--- Short task ---
Of all the lines in the data below, how many contain "dividitur"? Report that number alone.

===== Data shown

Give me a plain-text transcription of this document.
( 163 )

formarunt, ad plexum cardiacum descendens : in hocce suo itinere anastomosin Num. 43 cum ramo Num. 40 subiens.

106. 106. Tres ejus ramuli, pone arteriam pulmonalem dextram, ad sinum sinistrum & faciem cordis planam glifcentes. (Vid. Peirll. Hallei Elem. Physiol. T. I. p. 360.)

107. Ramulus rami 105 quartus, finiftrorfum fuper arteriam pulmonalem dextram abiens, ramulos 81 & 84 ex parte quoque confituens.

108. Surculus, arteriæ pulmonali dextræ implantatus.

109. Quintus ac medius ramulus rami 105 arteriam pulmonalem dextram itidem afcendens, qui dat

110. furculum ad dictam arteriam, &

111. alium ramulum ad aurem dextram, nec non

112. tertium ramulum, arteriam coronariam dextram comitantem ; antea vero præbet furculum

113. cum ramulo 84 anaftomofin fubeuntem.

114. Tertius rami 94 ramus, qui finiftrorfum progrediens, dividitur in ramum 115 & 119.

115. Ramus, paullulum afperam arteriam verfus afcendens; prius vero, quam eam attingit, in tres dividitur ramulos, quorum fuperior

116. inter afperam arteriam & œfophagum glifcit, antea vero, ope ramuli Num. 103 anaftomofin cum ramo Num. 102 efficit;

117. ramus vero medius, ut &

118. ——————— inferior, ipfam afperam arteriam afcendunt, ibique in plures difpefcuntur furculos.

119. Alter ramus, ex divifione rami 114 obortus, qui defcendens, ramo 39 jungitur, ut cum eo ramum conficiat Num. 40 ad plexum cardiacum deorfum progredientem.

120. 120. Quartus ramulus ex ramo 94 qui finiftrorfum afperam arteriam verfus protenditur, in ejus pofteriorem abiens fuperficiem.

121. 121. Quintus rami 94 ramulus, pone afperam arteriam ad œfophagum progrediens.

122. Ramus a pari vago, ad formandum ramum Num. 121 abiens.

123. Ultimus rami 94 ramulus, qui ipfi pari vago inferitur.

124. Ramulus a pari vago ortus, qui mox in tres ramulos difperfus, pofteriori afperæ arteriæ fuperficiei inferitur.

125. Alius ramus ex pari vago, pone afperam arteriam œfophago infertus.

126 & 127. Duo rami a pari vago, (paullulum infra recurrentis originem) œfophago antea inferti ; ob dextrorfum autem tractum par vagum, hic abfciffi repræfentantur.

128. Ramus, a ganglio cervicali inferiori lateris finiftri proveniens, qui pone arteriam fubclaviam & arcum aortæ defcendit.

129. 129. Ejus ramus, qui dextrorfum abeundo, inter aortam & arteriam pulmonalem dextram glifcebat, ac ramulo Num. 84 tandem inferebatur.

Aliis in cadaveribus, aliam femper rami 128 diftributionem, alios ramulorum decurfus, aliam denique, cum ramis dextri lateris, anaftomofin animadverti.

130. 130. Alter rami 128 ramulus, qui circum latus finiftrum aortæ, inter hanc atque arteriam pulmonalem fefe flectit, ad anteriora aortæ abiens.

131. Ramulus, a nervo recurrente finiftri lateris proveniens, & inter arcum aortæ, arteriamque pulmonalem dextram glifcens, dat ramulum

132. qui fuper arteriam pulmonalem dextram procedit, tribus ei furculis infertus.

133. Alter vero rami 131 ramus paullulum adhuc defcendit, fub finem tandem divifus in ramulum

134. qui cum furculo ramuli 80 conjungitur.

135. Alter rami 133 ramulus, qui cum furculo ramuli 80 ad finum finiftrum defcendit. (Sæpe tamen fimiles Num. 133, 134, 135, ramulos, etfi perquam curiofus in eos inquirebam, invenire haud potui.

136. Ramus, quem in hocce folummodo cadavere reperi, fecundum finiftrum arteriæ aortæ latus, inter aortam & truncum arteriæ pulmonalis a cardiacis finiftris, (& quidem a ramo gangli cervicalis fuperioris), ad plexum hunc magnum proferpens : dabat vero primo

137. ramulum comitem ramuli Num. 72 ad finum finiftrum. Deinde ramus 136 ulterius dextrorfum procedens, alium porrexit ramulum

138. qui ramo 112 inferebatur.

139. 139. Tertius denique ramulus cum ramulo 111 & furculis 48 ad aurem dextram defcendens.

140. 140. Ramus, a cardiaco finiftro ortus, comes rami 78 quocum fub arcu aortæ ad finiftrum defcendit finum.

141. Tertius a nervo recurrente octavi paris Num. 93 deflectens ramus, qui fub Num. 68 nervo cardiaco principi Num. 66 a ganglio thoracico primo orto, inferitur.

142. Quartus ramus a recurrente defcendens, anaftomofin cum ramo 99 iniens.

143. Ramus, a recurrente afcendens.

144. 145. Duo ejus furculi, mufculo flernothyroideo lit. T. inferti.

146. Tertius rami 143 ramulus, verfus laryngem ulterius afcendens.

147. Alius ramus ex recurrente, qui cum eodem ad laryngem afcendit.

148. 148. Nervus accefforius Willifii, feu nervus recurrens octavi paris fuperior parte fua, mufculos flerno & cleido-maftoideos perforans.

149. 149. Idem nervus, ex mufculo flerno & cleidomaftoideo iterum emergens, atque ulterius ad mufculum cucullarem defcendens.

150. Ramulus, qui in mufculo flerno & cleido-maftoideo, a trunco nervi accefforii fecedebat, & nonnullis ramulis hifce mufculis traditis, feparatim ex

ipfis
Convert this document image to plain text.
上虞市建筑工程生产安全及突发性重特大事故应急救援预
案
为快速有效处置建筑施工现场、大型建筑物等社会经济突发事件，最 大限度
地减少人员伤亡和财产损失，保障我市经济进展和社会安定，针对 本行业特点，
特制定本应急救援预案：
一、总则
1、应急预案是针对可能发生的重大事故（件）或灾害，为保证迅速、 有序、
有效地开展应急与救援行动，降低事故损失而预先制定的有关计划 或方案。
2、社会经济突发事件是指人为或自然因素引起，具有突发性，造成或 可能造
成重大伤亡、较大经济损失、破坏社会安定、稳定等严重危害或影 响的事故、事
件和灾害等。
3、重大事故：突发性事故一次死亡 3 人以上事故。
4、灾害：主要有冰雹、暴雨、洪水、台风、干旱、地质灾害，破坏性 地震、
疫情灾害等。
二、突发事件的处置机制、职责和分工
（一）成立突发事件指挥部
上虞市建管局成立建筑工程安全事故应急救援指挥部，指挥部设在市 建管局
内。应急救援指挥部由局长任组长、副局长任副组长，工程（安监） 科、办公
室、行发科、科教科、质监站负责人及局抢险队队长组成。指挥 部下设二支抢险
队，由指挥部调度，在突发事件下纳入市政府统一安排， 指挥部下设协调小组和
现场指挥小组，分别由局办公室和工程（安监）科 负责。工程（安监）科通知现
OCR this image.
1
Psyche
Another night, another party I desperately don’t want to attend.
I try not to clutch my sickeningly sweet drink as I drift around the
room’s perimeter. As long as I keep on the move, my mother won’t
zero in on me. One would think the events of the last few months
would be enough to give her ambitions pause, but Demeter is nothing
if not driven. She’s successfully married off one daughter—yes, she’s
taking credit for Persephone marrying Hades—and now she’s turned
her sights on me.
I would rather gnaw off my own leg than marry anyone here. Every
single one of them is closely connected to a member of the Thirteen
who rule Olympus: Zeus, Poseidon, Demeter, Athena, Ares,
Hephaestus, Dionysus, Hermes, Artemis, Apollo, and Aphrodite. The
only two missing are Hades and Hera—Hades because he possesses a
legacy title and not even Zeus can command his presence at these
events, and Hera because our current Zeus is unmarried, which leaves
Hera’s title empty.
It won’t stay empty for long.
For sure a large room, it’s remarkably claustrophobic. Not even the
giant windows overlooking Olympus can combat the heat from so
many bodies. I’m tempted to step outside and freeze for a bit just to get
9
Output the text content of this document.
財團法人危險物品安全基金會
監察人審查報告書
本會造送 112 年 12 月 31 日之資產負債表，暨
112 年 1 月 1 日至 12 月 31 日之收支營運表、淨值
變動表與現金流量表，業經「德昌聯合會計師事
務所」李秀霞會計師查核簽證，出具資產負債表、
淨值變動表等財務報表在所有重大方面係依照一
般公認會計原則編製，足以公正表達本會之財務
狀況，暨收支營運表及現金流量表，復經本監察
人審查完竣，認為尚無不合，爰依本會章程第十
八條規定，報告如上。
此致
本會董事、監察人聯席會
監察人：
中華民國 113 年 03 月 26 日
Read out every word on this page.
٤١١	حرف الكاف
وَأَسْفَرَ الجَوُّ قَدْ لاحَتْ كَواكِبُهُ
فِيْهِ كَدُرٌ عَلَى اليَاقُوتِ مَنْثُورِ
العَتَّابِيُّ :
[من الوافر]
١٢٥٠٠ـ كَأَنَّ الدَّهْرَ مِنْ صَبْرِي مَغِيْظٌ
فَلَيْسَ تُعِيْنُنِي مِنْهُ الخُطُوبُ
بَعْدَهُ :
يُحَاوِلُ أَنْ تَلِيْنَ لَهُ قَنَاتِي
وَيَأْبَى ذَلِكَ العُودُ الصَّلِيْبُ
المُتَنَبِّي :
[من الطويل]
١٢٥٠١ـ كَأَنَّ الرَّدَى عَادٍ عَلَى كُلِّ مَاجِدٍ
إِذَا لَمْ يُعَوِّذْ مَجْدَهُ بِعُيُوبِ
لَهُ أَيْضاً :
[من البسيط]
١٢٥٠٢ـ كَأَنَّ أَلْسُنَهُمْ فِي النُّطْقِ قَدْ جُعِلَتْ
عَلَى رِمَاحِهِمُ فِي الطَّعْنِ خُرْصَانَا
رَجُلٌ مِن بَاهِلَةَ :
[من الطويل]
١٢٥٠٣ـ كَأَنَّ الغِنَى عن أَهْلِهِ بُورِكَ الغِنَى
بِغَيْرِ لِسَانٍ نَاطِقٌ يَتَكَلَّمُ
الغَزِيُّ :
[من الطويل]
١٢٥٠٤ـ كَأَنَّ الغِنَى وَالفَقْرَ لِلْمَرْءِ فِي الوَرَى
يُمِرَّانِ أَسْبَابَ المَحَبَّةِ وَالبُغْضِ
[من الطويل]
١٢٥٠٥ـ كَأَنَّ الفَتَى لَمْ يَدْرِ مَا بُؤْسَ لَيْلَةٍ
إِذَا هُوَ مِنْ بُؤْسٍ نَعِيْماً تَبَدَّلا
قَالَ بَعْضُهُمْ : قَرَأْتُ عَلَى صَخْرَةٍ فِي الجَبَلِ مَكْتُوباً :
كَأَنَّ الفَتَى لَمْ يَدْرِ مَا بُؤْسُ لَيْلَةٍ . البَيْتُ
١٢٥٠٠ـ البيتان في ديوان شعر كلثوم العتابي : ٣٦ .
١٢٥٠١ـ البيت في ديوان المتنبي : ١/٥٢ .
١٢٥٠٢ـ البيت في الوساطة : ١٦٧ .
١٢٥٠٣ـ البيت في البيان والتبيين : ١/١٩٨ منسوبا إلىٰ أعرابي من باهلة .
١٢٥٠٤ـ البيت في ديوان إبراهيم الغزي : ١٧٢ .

==========

--- Exercise solution ---
2